## Data extract
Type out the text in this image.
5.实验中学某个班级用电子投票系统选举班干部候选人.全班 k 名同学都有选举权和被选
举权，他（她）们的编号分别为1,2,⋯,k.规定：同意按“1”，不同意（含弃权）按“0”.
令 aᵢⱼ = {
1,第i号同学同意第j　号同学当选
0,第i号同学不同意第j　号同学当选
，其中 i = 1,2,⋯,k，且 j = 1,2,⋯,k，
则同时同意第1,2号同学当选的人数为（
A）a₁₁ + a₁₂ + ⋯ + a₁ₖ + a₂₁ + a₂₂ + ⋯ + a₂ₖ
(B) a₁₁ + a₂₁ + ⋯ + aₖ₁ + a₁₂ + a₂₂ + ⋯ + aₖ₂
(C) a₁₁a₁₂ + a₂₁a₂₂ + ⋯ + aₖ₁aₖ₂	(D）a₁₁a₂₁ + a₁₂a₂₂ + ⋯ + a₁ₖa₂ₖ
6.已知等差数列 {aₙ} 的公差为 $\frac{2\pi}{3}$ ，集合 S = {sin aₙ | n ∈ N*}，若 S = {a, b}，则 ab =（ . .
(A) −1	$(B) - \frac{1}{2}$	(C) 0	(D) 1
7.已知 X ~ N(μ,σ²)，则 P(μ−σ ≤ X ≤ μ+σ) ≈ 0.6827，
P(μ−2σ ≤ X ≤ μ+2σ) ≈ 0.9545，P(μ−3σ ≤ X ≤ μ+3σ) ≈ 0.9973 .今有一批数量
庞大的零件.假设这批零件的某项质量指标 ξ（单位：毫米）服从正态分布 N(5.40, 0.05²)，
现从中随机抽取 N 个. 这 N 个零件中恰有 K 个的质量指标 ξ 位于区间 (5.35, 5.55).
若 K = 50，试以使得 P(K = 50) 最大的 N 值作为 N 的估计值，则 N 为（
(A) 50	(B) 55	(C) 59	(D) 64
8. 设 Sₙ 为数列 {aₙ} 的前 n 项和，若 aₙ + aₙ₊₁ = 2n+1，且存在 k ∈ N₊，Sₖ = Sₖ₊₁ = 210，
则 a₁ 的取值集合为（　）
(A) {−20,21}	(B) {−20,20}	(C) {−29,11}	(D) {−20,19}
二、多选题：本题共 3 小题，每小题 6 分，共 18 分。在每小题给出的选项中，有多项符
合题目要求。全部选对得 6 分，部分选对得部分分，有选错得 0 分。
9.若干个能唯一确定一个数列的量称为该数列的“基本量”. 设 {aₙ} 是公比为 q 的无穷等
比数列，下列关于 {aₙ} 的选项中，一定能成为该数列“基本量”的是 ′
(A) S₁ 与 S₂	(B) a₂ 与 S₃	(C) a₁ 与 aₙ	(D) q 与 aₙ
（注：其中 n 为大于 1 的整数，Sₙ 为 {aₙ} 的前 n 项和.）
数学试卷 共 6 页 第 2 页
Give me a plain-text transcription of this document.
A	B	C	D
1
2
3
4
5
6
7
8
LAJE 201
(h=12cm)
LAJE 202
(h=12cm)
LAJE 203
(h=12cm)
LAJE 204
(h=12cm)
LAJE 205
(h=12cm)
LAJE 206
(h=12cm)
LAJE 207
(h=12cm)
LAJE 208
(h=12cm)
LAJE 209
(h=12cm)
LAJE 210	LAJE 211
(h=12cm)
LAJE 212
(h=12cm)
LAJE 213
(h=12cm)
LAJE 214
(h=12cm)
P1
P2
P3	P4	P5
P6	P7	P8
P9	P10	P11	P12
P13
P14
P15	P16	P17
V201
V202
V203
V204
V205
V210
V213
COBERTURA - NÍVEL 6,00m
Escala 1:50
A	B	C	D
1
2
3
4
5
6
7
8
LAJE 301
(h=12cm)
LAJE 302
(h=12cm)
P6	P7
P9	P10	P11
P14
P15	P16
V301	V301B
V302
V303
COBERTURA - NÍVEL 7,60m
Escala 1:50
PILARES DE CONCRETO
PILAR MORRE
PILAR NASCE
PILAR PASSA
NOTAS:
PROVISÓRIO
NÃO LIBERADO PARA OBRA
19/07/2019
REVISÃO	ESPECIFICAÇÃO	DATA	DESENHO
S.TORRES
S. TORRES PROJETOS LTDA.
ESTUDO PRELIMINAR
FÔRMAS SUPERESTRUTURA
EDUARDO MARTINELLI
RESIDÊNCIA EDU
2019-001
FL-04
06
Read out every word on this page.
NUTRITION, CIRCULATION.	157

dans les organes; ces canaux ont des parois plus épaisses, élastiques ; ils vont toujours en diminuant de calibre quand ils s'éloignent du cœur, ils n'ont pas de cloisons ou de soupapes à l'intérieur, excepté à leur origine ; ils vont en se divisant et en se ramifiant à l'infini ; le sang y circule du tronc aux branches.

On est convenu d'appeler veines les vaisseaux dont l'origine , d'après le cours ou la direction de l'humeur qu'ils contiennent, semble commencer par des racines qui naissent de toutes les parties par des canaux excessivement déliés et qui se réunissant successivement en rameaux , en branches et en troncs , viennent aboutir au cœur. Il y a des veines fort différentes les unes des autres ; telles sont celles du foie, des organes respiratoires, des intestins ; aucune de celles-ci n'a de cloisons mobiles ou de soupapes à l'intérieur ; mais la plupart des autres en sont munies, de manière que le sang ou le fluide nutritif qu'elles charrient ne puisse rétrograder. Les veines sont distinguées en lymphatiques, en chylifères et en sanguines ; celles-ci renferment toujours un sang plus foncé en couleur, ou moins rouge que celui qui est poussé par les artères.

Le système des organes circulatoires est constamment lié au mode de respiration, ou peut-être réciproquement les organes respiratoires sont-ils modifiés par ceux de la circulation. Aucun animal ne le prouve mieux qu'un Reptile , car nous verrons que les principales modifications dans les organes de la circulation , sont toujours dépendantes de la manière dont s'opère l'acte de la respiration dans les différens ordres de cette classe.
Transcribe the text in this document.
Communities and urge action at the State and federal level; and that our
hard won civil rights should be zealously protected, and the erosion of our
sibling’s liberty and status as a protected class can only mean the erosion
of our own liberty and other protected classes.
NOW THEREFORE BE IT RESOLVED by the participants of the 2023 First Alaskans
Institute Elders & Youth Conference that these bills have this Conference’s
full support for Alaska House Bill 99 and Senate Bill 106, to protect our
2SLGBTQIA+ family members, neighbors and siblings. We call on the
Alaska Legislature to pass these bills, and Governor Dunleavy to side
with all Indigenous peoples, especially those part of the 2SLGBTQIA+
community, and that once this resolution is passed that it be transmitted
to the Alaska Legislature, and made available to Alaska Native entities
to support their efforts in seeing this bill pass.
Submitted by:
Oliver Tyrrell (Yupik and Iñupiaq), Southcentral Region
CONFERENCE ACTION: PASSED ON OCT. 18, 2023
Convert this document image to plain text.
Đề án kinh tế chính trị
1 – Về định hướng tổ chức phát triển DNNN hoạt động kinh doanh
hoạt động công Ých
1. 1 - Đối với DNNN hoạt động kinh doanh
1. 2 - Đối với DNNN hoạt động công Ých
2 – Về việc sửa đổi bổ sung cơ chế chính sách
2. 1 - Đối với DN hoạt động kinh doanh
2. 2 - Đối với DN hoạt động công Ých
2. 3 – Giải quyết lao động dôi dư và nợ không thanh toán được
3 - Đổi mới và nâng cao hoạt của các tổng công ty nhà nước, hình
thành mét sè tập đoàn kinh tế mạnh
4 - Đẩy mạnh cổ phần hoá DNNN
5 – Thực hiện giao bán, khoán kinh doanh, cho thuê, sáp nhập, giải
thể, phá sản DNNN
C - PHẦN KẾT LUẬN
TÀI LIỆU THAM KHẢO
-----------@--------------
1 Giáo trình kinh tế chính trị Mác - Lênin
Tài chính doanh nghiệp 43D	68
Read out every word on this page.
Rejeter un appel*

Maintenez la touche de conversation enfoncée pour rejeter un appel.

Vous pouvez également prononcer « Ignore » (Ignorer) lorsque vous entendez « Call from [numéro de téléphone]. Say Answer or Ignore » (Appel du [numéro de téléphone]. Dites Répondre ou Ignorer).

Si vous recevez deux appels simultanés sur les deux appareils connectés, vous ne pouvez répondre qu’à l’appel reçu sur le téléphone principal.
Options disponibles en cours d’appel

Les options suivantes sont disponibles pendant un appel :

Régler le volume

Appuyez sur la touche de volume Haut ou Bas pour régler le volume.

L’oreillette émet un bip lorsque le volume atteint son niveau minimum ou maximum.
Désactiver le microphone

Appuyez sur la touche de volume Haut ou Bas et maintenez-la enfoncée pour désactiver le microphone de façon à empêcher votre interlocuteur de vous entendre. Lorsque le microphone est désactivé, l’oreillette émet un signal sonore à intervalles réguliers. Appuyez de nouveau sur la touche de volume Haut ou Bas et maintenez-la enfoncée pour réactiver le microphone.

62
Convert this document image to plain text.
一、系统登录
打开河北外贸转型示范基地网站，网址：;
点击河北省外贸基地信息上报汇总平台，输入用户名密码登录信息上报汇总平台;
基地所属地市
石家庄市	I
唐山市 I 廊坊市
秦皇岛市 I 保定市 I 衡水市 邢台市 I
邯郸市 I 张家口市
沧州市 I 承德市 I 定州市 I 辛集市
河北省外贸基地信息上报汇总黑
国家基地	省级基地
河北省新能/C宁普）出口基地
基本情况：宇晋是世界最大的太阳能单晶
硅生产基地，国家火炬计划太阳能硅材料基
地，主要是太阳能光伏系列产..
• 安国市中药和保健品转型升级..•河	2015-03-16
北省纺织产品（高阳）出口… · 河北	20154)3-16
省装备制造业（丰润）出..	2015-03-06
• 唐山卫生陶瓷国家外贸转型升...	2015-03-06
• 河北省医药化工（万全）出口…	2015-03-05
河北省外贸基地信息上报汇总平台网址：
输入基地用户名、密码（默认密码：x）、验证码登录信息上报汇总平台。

## What to work on
Only a number is wanted: how many lines of the material above hold "chính"?

## Answer to this problem
4